*** Exercise materials

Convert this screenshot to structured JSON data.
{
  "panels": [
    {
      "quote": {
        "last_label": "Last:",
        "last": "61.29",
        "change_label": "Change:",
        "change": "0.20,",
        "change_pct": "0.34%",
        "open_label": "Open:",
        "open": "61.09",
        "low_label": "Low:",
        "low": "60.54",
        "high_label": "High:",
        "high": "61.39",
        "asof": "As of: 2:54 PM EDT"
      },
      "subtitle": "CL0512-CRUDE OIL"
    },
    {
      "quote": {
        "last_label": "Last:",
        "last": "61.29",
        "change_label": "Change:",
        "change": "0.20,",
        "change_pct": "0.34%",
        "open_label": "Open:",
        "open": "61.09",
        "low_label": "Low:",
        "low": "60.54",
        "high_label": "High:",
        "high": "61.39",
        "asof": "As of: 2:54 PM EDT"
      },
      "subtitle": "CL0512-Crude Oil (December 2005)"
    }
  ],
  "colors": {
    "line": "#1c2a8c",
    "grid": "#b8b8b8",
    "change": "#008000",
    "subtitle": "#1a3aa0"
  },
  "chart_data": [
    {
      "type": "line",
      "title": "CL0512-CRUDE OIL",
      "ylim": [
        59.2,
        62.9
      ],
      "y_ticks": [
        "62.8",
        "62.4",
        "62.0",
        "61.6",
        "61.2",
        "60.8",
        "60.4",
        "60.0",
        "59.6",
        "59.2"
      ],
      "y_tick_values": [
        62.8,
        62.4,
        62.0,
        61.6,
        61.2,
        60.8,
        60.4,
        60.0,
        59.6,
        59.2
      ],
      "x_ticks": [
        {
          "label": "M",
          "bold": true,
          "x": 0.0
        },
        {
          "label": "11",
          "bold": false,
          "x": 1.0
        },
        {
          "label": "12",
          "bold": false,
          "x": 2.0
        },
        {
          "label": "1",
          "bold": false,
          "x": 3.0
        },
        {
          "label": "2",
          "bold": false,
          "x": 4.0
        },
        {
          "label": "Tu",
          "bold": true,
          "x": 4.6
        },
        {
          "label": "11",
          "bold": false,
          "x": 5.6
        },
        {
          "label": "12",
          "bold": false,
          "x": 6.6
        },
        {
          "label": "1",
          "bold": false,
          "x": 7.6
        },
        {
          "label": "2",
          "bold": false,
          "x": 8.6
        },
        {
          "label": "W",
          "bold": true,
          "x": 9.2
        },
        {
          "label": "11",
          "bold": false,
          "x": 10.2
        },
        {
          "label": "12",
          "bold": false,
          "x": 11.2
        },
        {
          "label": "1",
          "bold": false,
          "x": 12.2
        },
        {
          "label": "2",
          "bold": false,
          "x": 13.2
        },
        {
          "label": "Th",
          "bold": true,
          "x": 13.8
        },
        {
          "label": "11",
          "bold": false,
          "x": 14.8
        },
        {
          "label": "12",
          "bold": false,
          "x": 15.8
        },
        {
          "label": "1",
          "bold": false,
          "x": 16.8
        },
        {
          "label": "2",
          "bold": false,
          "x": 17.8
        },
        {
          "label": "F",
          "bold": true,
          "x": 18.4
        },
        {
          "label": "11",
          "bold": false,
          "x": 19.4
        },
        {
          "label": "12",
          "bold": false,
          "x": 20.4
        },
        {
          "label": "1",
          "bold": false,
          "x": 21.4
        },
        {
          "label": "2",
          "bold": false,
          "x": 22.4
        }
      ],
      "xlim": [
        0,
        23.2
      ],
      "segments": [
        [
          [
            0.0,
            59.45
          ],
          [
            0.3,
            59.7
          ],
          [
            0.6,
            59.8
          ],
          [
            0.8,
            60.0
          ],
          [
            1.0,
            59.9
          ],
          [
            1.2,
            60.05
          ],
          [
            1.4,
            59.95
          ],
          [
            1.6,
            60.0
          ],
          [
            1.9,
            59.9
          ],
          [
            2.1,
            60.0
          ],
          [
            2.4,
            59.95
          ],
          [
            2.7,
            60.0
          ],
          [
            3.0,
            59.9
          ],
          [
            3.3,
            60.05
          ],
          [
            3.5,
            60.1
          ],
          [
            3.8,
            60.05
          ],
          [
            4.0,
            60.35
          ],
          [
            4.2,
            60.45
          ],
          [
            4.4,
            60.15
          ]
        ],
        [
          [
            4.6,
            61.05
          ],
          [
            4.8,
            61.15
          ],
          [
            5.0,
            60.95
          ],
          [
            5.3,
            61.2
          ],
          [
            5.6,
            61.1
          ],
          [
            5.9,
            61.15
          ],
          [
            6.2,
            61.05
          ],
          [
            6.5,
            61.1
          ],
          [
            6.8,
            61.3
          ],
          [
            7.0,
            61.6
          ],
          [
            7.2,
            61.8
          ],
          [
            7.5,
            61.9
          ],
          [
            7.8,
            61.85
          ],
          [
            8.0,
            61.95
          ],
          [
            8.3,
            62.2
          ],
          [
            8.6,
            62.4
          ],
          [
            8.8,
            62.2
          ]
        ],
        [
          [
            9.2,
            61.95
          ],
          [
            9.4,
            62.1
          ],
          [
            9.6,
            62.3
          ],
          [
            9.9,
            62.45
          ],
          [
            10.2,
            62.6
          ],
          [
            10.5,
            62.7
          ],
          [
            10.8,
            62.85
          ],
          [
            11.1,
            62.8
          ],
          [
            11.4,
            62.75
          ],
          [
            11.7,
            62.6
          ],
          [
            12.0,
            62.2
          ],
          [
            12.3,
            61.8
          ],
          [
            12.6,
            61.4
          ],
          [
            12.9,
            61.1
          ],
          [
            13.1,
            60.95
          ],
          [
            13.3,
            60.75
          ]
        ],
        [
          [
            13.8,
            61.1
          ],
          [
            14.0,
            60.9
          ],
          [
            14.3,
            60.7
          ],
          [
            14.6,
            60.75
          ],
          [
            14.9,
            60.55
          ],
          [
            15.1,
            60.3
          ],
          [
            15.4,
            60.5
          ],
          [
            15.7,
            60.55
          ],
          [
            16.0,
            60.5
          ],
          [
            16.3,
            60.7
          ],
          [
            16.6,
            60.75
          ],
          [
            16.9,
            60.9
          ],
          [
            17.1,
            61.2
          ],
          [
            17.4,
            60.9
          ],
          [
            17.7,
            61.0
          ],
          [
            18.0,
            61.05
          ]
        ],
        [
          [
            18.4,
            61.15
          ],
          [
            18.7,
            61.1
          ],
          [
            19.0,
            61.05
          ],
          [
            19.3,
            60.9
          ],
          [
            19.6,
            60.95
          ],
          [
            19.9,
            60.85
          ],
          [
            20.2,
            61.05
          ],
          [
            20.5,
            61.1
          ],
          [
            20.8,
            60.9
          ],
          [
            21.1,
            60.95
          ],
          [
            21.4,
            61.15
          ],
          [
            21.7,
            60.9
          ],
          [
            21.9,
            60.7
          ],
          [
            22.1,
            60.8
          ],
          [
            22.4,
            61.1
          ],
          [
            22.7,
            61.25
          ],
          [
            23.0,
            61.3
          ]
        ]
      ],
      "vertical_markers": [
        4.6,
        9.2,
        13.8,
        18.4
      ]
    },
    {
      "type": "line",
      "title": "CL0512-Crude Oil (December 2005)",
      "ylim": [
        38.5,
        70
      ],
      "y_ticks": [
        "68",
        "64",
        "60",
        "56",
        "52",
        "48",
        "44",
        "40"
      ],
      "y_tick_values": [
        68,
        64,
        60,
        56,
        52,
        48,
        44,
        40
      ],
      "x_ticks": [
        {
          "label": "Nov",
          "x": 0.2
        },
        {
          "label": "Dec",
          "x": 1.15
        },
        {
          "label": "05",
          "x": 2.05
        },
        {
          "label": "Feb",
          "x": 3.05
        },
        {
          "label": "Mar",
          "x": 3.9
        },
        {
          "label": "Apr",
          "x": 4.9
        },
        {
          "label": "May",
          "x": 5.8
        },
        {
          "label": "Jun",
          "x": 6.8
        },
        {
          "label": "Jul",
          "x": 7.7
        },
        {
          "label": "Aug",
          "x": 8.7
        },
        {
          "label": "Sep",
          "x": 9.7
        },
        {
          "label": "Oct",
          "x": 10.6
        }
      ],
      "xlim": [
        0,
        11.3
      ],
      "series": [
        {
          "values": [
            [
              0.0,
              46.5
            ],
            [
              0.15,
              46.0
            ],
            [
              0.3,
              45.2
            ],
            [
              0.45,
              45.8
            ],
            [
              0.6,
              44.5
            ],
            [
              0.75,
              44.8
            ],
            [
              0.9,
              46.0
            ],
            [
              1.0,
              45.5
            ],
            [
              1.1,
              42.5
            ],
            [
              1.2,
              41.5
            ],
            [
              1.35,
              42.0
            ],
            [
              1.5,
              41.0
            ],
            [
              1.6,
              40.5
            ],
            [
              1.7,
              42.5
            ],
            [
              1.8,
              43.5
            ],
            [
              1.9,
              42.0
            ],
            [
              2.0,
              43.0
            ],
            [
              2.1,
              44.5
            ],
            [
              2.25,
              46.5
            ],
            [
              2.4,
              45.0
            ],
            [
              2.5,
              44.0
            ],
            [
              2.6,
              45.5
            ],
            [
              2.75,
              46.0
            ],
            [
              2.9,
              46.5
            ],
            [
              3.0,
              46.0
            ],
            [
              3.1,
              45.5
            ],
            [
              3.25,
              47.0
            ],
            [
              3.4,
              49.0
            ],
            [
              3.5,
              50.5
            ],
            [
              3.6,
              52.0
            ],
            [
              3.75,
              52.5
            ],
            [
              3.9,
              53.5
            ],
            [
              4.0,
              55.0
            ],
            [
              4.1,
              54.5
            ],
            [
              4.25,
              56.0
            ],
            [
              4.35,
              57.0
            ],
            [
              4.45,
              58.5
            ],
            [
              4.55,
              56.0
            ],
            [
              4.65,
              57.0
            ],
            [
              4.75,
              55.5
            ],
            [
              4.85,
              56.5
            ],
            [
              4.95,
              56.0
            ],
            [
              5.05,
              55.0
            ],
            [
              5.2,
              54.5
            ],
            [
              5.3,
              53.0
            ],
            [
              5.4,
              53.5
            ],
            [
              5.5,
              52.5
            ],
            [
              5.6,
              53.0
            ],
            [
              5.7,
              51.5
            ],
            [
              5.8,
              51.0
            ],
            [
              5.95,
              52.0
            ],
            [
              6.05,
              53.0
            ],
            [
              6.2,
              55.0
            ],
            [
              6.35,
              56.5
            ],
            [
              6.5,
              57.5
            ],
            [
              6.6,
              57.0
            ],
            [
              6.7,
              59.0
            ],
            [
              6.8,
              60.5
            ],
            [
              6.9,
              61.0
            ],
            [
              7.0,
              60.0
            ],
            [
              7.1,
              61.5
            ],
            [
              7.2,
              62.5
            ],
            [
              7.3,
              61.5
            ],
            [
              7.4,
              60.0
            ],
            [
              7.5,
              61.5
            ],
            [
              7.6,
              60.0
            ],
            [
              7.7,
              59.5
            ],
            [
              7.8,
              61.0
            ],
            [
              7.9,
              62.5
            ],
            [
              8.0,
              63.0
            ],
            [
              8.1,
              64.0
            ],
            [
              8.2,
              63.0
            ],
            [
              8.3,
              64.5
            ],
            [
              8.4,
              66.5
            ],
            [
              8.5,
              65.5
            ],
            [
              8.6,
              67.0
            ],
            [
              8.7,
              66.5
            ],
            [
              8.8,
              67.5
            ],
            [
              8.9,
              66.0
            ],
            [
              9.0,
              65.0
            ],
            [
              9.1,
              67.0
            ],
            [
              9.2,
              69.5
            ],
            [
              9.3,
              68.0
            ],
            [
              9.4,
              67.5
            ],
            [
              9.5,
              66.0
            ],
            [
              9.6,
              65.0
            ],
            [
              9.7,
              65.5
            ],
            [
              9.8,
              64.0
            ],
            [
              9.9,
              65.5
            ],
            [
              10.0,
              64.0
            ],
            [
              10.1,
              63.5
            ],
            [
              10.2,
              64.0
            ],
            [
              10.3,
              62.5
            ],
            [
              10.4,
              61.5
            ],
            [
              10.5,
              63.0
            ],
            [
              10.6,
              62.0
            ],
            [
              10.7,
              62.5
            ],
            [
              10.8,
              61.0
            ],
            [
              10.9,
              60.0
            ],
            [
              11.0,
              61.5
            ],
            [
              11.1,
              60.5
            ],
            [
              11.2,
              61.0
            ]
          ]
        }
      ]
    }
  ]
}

******

Show each line in the entries that holds the string "December".

Written answer -
      "subtitle": "CL0512-Crude Oil (December 2005)"
      "title": "CL0512-Crude Oil (December 2005)",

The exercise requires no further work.